[Objective]
From the listing below, copy every line with the word "据此完成下面小题".

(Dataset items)
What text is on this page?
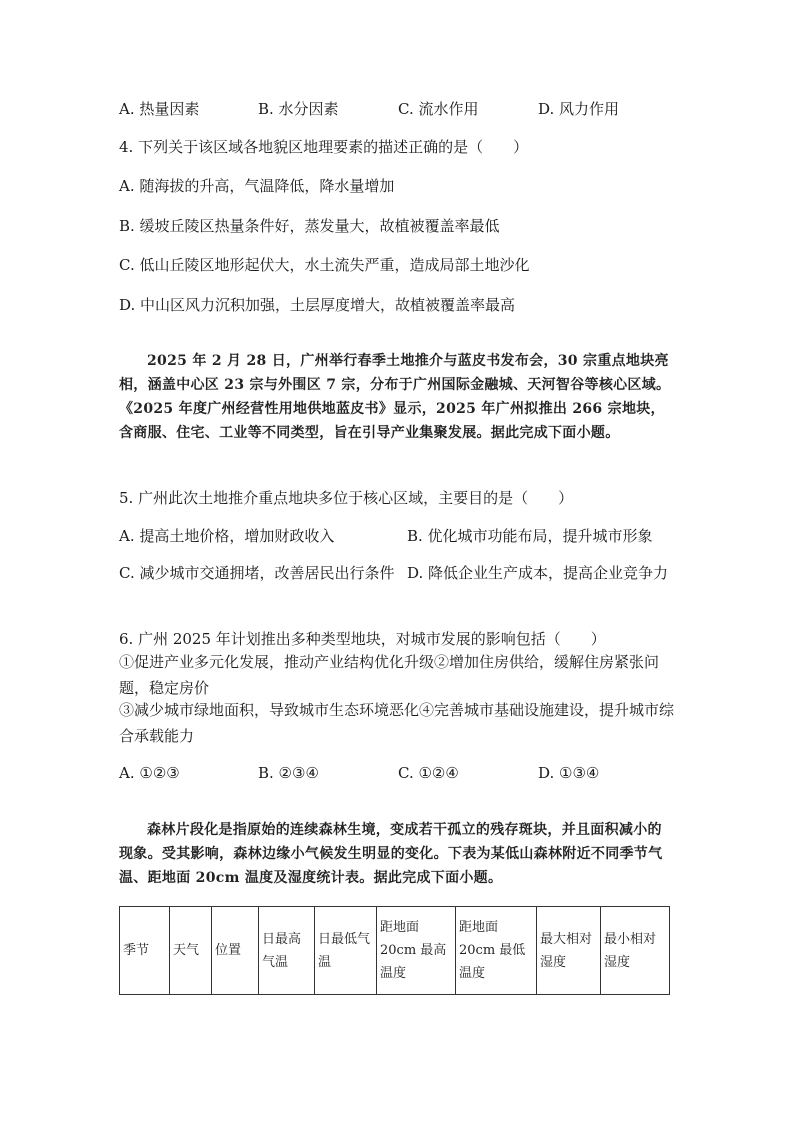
A. 热量因素	B. 水分因素	C. 流水作用	D. 风力作用
4. 下列关于该区域各地貌区地理要素的描述正确的是（　　）
A. 随海拔的升高，气温降低，降水量增加
B. 缓坡丘陵区热量条件好，蒸发量大，故植被覆盖率最低
C. 低山丘陵区地形起伏大，水土流失严重，造成局部土地沙化
D. 中山区风力沉积加强，土层厚度增大，故植被覆盖率最高
2025 年 2 月 28 日，广州举行春季土地推介与蓝皮书发布会，30 宗重点地块亮相，涵盖中心区 23 宗与外围区 7 宗，分布于广州国际金融城、天河智谷等核心区域。《2025 年度广州经营性用地供地蓝皮书》显示，2025 年广州拟推出 266 宗地块，含商服、住宅、工业等不同类型，旨在引导产业集聚发展。据此完成下面小题。
5. 广州此次土地推介重点地块多位于核心区域，主要目的是（　　）
A. 提高土地价格，增加财政收入	B. 优化城市功能布局，提升城市形象
C. 减少城市交通拥堵，改善居民出行条件 D. 降低企业生产成本，提高企业竞争力
6. 广州 2025 年计划推出多种类型地块，对城市发展的影响包括（　　）
①促进产业多元化发展，推动产业结构优化升级②增加住房供给，缓解住房紧张问题，稳定房价
③减少城市绿地面积，导致城市生态环境恶化④完善城市基础设施建设，提升城市综合承载能力
A. ①②③	B. ②③④	C. ①②④	D. ①③④
森林片段化是指原始的连续森林生境，变成若干孤立的残存斑块，并且面积减小的现象。受其影响，森林边缘小气候发生明显的变化。下表为某低山森林附近不同季节气温、距地面 20cm 温度及湿度统计表。据此完成下面小题。
季节	天气	位置	日最高气温	日最低气温	距地面 20cm 最高温度	距地面 20cm 最低温度	最大相对湿度	最小相对湿度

[Reply to the exercise]
2025 年 2 月 28 日，广州举行春季土地推介与蓝皮书发布会，30 宗重点地块亮相，涵盖中心区 23 宗与外围区 7 宗，分布于广州国际金融城、天河智谷等核心区域。《2025 年度广州经营性用地供地蓝皮书》显示，2025 年广州拟推出 266 宗地块，含商服、住宅、工业等不同类型，旨在引导产业集聚发展。据此完成下面小题。
森林片段化是指原始的连续森林生境，变成若干孤立的残存斑块，并且面积减小的现象。受其影响，森林边缘小气候发生明显的变化。下表为某低山森林附近不同季节气温、距地面 20cm 温度及湿度统计表。据此完成下面小题。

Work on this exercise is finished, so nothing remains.